** BEGIN Source data **
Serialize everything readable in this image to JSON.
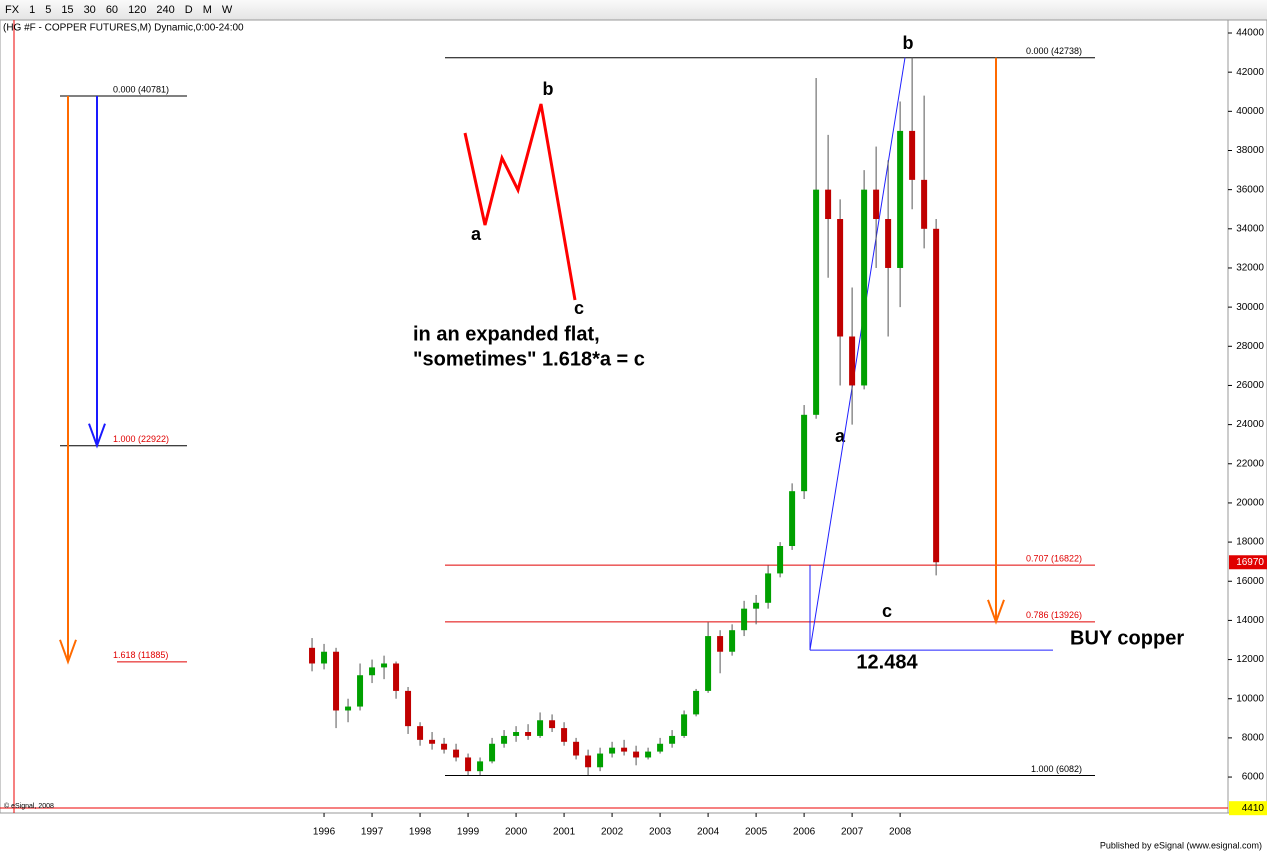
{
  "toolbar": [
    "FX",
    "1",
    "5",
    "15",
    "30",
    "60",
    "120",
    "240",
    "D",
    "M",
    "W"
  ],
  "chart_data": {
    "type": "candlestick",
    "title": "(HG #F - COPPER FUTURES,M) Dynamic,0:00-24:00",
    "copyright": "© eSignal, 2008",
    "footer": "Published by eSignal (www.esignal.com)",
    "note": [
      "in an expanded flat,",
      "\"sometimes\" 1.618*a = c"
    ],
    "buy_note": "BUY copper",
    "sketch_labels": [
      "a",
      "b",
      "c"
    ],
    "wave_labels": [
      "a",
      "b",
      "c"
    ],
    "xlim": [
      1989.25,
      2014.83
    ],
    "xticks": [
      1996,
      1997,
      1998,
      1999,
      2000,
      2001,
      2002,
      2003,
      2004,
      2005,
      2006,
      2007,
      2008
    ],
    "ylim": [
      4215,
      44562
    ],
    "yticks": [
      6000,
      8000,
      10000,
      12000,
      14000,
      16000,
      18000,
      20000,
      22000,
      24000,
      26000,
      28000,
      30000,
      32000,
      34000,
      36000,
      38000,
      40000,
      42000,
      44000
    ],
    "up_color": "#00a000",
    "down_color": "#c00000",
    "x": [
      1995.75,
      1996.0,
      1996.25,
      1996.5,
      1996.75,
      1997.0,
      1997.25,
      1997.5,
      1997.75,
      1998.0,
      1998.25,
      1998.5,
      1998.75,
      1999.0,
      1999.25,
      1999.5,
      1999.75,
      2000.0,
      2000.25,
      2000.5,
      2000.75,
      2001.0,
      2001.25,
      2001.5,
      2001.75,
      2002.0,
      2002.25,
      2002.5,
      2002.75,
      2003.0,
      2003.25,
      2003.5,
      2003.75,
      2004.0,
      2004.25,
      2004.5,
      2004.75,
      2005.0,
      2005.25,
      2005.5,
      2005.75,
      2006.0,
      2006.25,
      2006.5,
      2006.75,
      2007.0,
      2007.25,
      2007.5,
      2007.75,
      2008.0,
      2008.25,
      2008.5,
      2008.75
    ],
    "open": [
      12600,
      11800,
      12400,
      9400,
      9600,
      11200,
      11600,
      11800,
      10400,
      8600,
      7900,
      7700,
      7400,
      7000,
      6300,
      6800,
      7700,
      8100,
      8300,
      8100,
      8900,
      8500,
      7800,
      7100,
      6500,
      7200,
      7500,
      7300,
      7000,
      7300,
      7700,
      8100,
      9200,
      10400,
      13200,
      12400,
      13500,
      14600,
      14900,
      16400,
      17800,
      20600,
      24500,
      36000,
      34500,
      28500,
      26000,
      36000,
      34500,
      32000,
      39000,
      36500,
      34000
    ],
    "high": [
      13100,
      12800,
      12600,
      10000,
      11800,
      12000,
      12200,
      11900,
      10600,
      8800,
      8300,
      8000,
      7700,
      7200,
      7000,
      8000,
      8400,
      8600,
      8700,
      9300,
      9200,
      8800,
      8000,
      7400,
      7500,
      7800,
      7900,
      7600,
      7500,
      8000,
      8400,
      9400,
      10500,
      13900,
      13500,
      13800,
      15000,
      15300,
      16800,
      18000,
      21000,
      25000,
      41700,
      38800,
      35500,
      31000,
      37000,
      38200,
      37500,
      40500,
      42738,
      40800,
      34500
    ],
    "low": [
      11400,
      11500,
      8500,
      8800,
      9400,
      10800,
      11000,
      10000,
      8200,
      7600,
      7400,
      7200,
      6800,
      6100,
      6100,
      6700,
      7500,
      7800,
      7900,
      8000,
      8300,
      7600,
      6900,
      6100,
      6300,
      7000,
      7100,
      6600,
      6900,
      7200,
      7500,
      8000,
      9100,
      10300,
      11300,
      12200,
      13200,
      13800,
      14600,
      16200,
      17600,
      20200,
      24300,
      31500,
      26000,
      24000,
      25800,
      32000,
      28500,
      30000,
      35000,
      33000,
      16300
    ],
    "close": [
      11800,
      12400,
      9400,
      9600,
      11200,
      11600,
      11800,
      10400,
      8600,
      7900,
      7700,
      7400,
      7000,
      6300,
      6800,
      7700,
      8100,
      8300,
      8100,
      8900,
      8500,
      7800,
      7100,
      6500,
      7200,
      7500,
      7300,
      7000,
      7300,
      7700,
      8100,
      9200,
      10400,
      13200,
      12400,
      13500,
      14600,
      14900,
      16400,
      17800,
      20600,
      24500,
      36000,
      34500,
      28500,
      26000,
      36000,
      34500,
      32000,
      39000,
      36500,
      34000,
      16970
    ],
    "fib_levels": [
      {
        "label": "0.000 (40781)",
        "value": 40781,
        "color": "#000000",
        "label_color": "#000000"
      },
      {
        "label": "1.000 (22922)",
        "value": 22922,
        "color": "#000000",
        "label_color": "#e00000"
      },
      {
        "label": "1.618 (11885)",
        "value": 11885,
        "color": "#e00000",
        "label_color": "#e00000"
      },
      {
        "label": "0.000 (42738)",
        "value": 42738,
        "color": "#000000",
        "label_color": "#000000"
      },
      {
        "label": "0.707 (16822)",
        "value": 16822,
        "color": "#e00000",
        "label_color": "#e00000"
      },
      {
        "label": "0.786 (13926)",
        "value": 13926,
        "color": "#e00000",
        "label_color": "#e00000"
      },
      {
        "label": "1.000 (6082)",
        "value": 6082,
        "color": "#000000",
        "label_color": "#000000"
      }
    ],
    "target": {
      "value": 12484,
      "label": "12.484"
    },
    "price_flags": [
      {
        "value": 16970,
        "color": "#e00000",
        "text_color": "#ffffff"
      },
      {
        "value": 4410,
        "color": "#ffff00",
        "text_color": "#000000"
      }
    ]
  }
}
** END Source data **
** BEGIN Source data **
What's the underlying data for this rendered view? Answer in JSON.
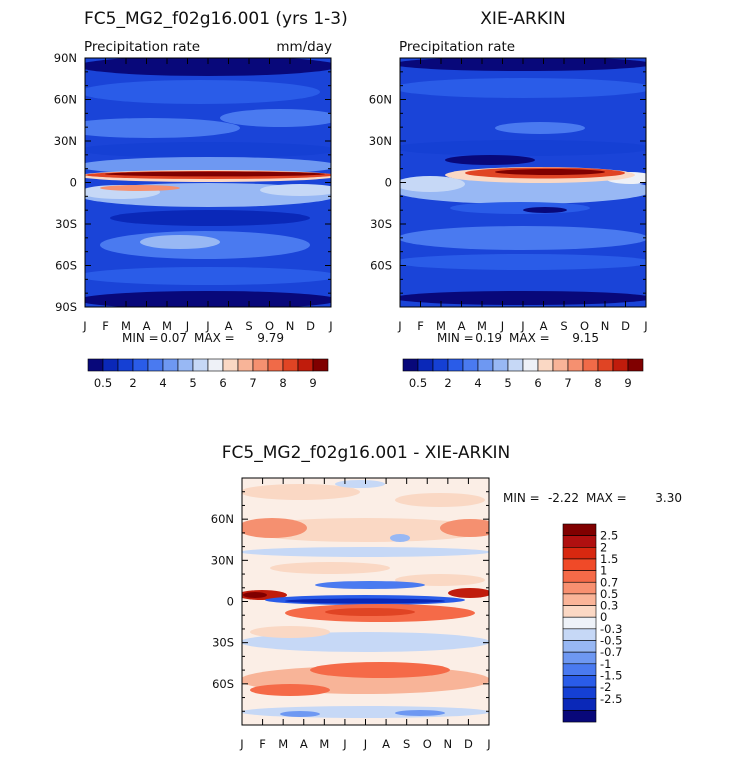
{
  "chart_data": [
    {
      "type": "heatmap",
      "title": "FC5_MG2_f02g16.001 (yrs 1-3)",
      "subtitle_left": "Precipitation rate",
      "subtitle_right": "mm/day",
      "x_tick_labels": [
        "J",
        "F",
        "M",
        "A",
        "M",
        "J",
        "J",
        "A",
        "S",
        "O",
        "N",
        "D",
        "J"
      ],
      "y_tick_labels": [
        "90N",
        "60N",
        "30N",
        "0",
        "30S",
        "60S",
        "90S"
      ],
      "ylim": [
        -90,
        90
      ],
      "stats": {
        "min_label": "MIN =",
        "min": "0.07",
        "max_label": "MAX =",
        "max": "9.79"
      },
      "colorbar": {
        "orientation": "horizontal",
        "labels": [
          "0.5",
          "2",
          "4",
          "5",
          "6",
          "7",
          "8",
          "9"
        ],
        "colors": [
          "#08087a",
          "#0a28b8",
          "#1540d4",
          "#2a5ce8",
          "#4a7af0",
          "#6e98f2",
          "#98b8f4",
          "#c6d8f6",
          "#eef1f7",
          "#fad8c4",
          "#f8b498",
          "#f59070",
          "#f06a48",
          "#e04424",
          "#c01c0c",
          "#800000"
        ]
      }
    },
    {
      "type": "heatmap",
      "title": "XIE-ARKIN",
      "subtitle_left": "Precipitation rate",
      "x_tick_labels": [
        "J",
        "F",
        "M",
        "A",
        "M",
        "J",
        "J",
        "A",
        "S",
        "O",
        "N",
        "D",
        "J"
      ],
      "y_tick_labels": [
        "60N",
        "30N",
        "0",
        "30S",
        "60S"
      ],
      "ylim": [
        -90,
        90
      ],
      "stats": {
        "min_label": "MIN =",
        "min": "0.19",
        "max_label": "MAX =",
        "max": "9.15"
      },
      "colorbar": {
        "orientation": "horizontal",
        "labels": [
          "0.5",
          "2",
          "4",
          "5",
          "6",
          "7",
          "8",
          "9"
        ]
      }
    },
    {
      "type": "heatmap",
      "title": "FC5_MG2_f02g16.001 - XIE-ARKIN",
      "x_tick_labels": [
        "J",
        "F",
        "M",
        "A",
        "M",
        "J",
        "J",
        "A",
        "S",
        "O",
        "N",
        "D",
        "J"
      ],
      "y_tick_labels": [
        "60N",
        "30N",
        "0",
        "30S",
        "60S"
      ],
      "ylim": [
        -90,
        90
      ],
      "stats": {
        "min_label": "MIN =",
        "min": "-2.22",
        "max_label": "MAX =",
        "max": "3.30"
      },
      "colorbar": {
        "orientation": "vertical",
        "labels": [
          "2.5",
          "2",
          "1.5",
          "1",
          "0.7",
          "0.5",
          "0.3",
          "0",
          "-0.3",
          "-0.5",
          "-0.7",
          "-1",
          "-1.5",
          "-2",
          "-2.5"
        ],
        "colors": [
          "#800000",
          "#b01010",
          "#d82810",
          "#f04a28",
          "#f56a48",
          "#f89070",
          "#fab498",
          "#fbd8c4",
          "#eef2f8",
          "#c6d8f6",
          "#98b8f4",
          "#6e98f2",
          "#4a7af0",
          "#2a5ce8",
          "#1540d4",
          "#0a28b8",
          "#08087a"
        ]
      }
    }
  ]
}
** END Source data **
From the entries above, copy each line holding "this".

● **Result below**:
Serialize everything readable in this image to JSON.
What's the underlying data for this rendered view? Answer in JSON.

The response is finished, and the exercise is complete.